== Work to complete ==
All of the material below is to be retyped exactly.

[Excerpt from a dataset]
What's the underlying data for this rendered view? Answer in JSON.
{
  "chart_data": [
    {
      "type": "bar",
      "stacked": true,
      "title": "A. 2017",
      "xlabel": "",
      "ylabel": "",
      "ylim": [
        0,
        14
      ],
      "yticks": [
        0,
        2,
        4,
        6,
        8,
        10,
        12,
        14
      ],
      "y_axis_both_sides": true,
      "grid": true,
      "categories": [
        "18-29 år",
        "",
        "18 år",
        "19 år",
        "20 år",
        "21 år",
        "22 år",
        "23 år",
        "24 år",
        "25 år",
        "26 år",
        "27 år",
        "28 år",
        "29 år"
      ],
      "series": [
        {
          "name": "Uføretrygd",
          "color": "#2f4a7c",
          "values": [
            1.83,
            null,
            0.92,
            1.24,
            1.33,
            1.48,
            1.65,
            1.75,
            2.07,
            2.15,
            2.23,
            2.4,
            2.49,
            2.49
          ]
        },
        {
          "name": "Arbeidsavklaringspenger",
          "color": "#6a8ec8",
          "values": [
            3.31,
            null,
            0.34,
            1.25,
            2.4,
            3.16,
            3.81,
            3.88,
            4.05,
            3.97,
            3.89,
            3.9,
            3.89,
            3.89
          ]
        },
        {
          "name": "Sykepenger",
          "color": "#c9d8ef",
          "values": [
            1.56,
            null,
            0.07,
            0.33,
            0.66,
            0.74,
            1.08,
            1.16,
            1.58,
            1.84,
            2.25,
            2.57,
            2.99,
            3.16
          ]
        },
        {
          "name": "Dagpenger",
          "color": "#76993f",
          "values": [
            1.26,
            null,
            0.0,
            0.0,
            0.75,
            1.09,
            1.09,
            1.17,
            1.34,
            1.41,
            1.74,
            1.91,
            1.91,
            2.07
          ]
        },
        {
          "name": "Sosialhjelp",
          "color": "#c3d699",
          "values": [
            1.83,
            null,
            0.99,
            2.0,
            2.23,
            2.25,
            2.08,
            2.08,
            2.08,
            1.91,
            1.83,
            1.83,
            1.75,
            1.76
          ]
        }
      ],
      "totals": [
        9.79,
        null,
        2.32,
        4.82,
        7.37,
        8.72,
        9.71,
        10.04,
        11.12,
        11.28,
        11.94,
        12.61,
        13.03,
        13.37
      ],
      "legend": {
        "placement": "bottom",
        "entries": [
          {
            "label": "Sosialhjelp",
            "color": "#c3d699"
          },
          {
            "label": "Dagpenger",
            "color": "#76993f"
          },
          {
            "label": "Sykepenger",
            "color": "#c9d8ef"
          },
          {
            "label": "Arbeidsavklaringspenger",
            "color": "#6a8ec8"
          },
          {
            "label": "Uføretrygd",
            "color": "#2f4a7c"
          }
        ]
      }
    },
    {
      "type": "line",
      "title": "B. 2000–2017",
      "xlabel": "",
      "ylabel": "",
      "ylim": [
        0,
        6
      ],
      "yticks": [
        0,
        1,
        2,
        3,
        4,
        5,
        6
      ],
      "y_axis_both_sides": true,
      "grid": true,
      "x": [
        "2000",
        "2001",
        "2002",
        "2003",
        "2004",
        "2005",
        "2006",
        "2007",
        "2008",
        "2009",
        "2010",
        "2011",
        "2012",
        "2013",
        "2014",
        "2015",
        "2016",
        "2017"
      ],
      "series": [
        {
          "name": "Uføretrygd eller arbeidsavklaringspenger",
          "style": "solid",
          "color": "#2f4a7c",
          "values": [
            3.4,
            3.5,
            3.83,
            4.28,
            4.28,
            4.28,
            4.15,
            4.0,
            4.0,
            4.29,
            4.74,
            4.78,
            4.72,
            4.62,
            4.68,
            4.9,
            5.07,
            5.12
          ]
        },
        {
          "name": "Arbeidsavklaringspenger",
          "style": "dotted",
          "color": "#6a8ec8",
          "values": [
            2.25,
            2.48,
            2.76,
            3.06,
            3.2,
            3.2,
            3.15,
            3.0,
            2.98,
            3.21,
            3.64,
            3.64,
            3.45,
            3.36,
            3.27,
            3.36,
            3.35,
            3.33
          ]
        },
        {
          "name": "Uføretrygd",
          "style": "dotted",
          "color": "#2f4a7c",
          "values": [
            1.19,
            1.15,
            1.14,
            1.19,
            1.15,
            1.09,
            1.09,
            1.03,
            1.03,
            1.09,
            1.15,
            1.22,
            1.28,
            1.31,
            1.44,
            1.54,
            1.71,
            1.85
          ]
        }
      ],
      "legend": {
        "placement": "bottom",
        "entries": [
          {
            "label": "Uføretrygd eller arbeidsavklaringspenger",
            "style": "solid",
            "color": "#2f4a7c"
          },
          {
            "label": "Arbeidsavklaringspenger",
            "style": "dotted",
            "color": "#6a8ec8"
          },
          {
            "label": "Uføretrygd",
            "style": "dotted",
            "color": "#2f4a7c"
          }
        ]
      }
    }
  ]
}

== Task answer ==
What's the underlying data for this rendered view? Answer in JSON.
{
  "chart_data": [
    {
      "type": "bar",
      "stacked": true,
      "title": "A. 2017",
      "xlabel": "",
      "ylabel": "",
      "ylim": [
        0,
        14
      ],
      "yticks": [
        0,
        2,
        4,
        6,
        8,
        10,
        12,
        14
      ],
      "y_axis_both_sides": true,
      "grid": true,
      "categories": [
        "18-29 år",
        "",
        "18 år",
        "19 år",
        "20 år",
        "21 år",
        "22 år",
        "23 år",
        "24 år",
        "25 år",
        "26 år",
        "27 år",
        "28 år",
        "29 år"
      ],
      "series": [
        {
          "name": "Uføretrygd",
          "color": "#2f4a7c",
          "values": [
            1.83,
            null,
            0.92,
            1.24,
            1.33,
            1.48,
            1.65,
            1.75,
            2.07,
            2.15,
            2.23,
            2.4,
            2.49,
            2.49
          ]
        },
        {
          "name": "Arbeidsavklaringspenger",
          "color": "#6a8ec8",
          "values": [
            3.31,
            null,
            0.34,
            1.25,
            2.4,
            3.16,
            3.81,
            3.88,
            4.05,
            3.97,
            3.89,
            3.9,
            3.89,
            3.89
          ]
        },
        {
          "name": "Sykepenger",
          "color": "#c9d8ef",
          "values": [
            1.56,
            null,
            0.07,
            0.33,
            0.66,
            0.74,
            1.08,
            1.16,
            1.58,
            1.84,
            2.25,
            2.57,
            2.99,
            3.16
          ]
        },
        {
          "name": "Dagpenger",
          "color": "#76993f",
          "values": [
            1.26,
            null,
            0.0,
            0.0,
            0.75,
            1.09,
            1.09,
            1.17,
            1.34,
            1.41,
            1.74,
            1.91,
            1.91,
            2.07
          ]
        },
        {
          "name": "Sosialhjelp",
          "color": "#c3d699",
          "values": [
            1.83,
            null,
            0.99,
            2.0,
            2.23,
            2.25,
            2.08,
            2.08,
            2.08,
            1.91,
            1.83,
            1.83,
            1.75,
            1.76
          ]
        }
      ],
      "totals": [
        9.79,
        null,
        2.32,
        4.82,
        7.37,
        8.72,
        9.71,
        10.04,
        11.12,
        11.28,
        11.94,
        12.61,
        13.03,
        13.37
      ],
      "legend": {
        "placement": "bottom",
        "entries": [
          {
            "label": "Sosialhjelp",
            "color": "#c3d699"
          },
          {
            "label": "Dagpenger",
            "color": "#76993f"
          },
          {
            "label": "Sykepenger",
            "color": "#c9d8ef"
          },
          {
            "label": "Arbeidsavklaringspenger",
            "color": "#6a8ec8"
          },
          {
            "label": "Uføretrygd",
            "color": "#2f4a7c"
          }
        ]
      }
    },
    {
      "type": "line",
      "title": "B. 2000–2017",
      "xlabel": "",
      "ylabel": "",
      "ylim": [
        0,
        6
      ],
      "yticks": [
        0,
        1,
        2,
        3,
        4,
        5,
        6
      ],
      "y_axis_both_sides": true,
      "grid": true,
      "x": [
        "2000",
        "2001",
        "2002",
        "2003",
        "2004",
        "2005",
        "2006",
        "2007",
        "2008",
        "2009",
        "2010",
        "2011",
        "2012",
        "2013",
        "2014",
        "2015",
        "2016",
        "2017"
      ],
      "series": [
        {
          "name": "Uføretrygd eller arbeidsavklaringspenger",
          "style": "solid",
          "color": "#2f4a7c",
          "values": [
            3.4,
            3.5,
            3.83,
            4.28,
            4.28,
            4.28,
            4.15,
            4.0,
            4.0,
            4.29,
            4.74,
            4.78,
            4.72,
            4.62,
            4.68,
            4.9,
            5.07,
            5.12
          ]
        },
        {
          "name": "Arbeidsavklaringspenger",
          "style": "dotted",
          "color": "#6a8ec8",
          "values": [
            2.25,
            2.48,
            2.76,
            3.06,
            3.2,
            3.2,
            3.15,
            3.0,
            2.98,
            3.21,
            3.64,
            3.64,
            3.45,
            3.36,
            3.27,
            3.36,
            3.35,
            3.33
          ]
        },
        {
          "name": "Uføretrygd",
          "style": "dotted",
          "color": "#2f4a7c",
          "values": [
            1.19,
            1.15,
            1.14,
            1.19,
            1.15,
            1.09,
            1.09,
            1.03,
            1.03,
            1.09,
            1.15,
            1.22,
            1.28,
            1.31,
            1.44,
            1.54,
            1.71,
            1.85
          ]
        }
      ],
      "legend": {
        "placement": "bottom",
        "entries": [
          {
            "label": "Uføretrygd eller arbeidsavklaringspenger",
            "style": "solid",
            "color": "#2f4a7c"
          },
          {
            "label": "Arbeidsavklaringspenger",
            "style": "dotted",
            "color": "#6a8ec8"
          },
          {
            "label": "Uføretrygd",
            "style": "dotted",
            "color": "#2f4a7c"
          }
        ]
      }
    }
  ]
}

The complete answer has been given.